* _Dataset content_
----------------------------------------

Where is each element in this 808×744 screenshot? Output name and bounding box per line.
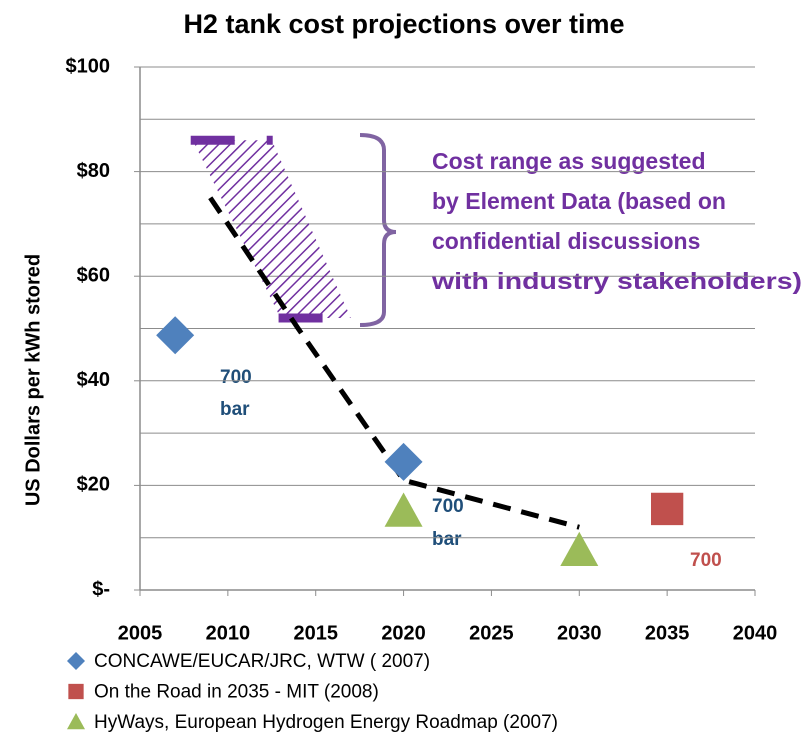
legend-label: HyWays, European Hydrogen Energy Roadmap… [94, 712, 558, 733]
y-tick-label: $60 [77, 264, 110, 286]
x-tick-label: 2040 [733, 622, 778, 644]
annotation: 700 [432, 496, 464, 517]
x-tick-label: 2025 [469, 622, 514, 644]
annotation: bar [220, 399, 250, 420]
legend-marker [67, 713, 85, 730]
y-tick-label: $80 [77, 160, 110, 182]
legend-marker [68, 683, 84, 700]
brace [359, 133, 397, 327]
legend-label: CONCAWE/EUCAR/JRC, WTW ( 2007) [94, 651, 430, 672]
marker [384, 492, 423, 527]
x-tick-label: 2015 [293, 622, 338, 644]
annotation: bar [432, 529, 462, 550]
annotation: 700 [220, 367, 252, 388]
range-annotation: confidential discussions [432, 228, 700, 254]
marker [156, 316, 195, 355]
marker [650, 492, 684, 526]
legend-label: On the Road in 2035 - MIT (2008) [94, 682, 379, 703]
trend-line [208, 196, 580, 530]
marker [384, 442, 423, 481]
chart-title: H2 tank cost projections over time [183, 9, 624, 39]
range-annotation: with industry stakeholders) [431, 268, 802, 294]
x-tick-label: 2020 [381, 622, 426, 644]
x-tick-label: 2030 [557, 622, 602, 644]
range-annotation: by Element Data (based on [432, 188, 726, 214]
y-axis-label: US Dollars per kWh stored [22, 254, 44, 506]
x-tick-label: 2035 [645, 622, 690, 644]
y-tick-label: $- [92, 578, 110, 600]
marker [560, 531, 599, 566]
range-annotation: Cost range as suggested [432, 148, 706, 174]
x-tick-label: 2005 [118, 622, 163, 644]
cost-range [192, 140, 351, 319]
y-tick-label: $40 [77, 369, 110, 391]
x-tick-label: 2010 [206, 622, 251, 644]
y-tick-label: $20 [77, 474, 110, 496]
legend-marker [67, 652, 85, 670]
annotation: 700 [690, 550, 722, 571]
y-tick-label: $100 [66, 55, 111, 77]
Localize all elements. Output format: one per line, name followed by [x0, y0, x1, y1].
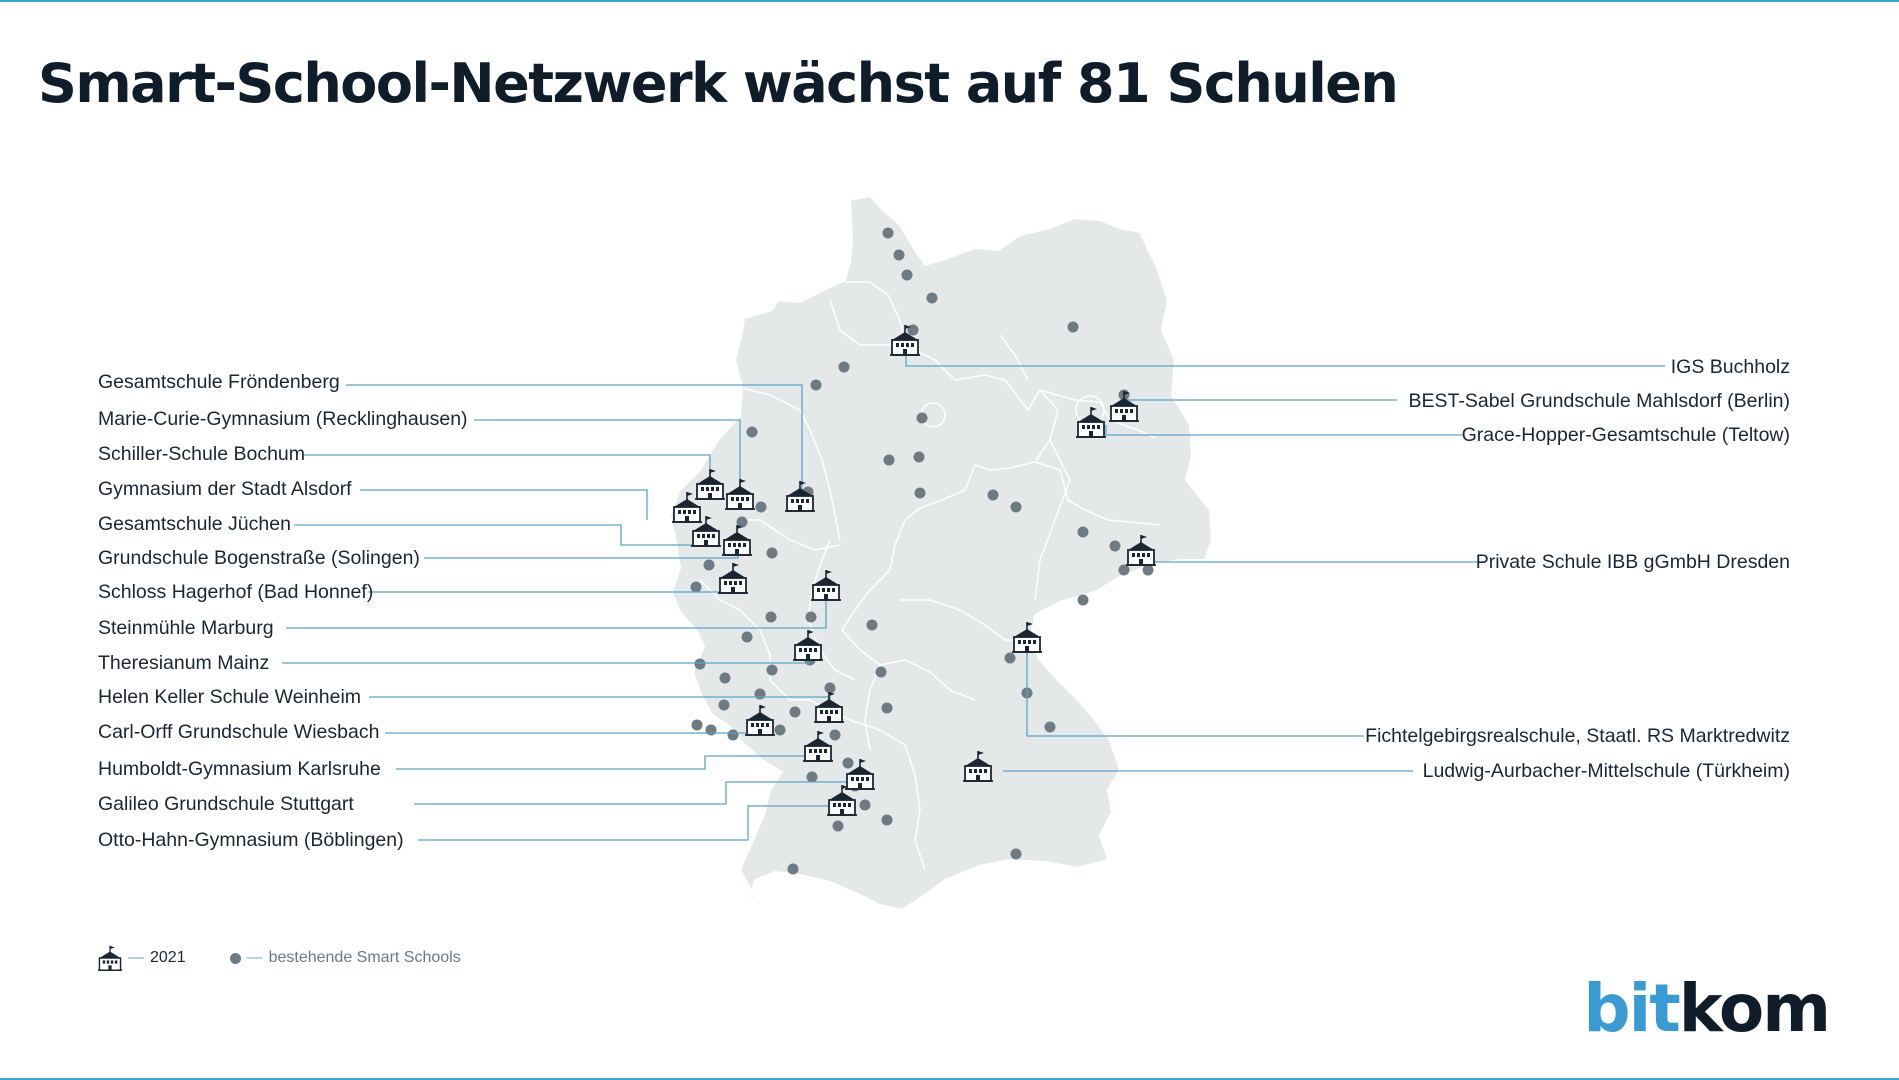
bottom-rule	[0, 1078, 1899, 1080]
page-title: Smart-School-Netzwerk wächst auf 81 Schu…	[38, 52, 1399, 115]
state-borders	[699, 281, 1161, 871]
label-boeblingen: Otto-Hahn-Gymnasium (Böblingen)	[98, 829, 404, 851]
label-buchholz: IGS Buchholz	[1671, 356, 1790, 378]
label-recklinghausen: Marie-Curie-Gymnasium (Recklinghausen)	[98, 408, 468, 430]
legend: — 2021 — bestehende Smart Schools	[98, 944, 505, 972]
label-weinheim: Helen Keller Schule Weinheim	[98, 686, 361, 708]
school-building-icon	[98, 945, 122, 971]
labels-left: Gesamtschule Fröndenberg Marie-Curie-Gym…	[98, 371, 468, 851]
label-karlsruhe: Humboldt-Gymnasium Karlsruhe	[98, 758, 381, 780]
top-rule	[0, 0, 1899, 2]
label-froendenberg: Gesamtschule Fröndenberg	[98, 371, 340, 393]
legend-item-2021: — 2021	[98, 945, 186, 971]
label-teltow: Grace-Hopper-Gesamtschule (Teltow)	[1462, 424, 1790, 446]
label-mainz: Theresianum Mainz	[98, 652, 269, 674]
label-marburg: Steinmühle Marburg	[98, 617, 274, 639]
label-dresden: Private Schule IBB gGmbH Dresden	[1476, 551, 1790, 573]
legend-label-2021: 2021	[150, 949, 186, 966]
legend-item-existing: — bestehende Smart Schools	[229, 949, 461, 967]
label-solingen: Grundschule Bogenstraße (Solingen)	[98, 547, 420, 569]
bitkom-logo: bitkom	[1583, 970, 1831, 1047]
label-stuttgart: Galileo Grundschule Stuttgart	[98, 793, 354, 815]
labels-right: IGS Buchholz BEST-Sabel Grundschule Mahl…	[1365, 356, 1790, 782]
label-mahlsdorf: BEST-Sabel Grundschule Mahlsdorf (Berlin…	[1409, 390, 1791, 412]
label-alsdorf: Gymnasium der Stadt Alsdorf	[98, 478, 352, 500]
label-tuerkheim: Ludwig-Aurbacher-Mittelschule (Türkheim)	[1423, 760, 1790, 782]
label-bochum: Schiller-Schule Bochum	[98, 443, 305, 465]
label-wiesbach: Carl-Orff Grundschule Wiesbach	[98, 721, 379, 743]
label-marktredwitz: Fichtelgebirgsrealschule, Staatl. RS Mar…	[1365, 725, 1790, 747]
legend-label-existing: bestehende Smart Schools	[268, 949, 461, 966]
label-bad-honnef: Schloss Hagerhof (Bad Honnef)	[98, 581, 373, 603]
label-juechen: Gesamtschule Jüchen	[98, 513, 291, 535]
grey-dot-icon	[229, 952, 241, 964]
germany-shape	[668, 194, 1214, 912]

----------------------------------------

* _What is required_
Copy all the entries above line for line, leaving out the pictures.

* _Solution to the exercise_
Where is each element in this 808×744 screenshot? Output name and bounding box per line.
legend-label: HyWays, European Hydrogen Energy Roadmap… [94, 712, 558, 733]
y-tick-label: $60 [77, 264, 110, 286]
x-tick-label: 2040 [733, 622, 778, 644]
annotation: 700 [432, 496, 464, 517]
x-tick-label: 2025 [469, 622, 514, 644]
annotation: bar [220, 399, 250, 420]
legend-marker [67, 713, 85, 730]
y-tick-label: $80 [77, 160, 110, 182]
legend-marker [68, 683, 84, 700]
brace [359, 133, 397, 327]
legend-label: CONCAWE/EUCAR/JRC, WTW ( 2007) [94, 651, 430, 672]
marker [384, 492, 423, 527]
x-tick-label: 2015 [293, 622, 338, 644]
annotation: bar [432, 529, 462, 550]
annotation: 700 [220, 367, 252, 388]
range-annotation: confidential discussions [432, 228, 700, 254]
marker [156, 316, 195, 355]
marker [650, 492, 684, 526]
legend-label: On the Road in 2035 - MIT (2008) [94, 682, 379, 703]
trend-line [208, 196, 580, 530]
marker [384, 442, 423, 481]
chart-title: H2 tank cost projections over time [183, 9, 624, 39]
range-annotation: with industry stakeholders) [431, 268, 802, 294]
x-tick-label: 2020 [381, 622, 426, 644]
x-tick-label: 2030 [557, 622, 602, 644]
range-annotation: by Element Data (based on [432, 188, 726, 214]
y-axis-label: US Dollars per kWh stored [22, 254, 44, 506]
x-tick-label: 2035 [645, 622, 690, 644]
y-tick-label: $- [92, 578, 110, 600]
marker [560, 531, 599, 566]
range-annotation: Cost range as suggested [432, 148, 706, 174]
x-tick-label: 2005 [118, 622, 163, 644]
cost-range [192, 140, 351, 319]
y-tick-label: $40 [77, 369, 110, 391]
x-tick-label: 2010 [206, 622, 251, 644]
y-tick-label: $20 [77, 474, 110, 496]
legend-marker [67, 652, 85, 670]
annotation: 700 [690, 550, 722, 571]
y-tick-label: $100 [66, 55, 111, 77]
Localize all elements. Output format: one per line, name followed by [x0, y0, x1, y1].
bottom-rule	[0, 1078, 1899, 1080]
page-title: Smart-School-Netzwerk wächst auf 81 Schu…	[38, 52, 1399, 115]
state-borders	[699, 281, 1161, 871]
label-boeblingen: Otto-Hahn-Gymnasium (Böblingen)	[98, 829, 404, 851]
label-buchholz: IGS Buchholz	[1671, 356, 1790, 378]
label-recklinghausen: Marie-Curie-Gymnasium (Recklinghausen)	[98, 408, 468, 430]
legend: — 2021 — bestehende Smart Schools	[98, 944, 505, 972]
label-weinheim: Helen Keller Schule Weinheim	[98, 686, 361, 708]
school-building-icon	[98, 945, 122, 971]
labels-left: Gesamtschule Fröndenberg Marie-Curie-Gym…	[98, 371, 468, 851]
label-karlsruhe: Humboldt-Gymnasium Karlsruhe	[98, 758, 381, 780]
top-rule	[0, 0, 1899, 2]
label-froendenberg: Gesamtschule Fröndenberg	[98, 371, 340, 393]
legend-item-2021: — 2021	[98, 945, 186, 971]
label-teltow: Grace-Hopper-Gesamtschule (Teltow)	[1462, 424, 1790, 446]
label-mainz: Theresianum Mainz	[98, 652, 269, 674]
label-marburg: Steinmühle Marburg	[98, 617, 274, 639]
label-dresden: Private Schule IBB gGmbH Dresden	[1476, 551, 1790, 573]
legend-label-2021: 2021	[150, 949, 186, 966]
legend-item-existing: — bestehende Smart Schools	[229, 949, 461, 967]
label-solingen: Grundschule Bogenstraße (Solingen)	[98, 547, 420, 569]
bitkom-logo: bitkom	[1583, 970, 1831, 1047]
label-stuttgart: Galileo Grundschule Stuttgart	[98, 793, 354, 815]
labels-right: IGS Buchholz BEST-Sabel Grundschule Mahl…	[1365, 356, 1790, 782]
label-mahlsdorf: BEST-Sabel Grundschule Mahlsdorf (Berlin…	[1409, 390, 1791, 412]
label-alsdorf: Gymnasium der Stadt Alsdorf	[98, 478, 352, 500]
label-tuerkheim: Ludwig-Aurbacher-Mittelschule (Türkheim)	[1423, 760, 1790, 782]
label-bochum: Schiller-Schule Bochum	[98, 443, 305, 465]
label-wiesbach: Carl-Orff Grundschule Wiesbach	[98, 721, 379, 743]
label-marktredwitz: Fichtelgebirgsrealschule, Staatl. RS Mar…	[1365, 725, 1790, 747]
legend-label-existing: bestehende Smart Schools	[268, 949, 461, 966]
label-bad-honnef: Schloss Hagerhof (Bad Honnef)	[98, 581, 373, 603]
label-juechen: Gesamtschule Jüchen	[98, 513, 291, 535]
grey-dot-icon	[229, 952, 241, 964]
germany-shape	[668, 194, 1214, 912]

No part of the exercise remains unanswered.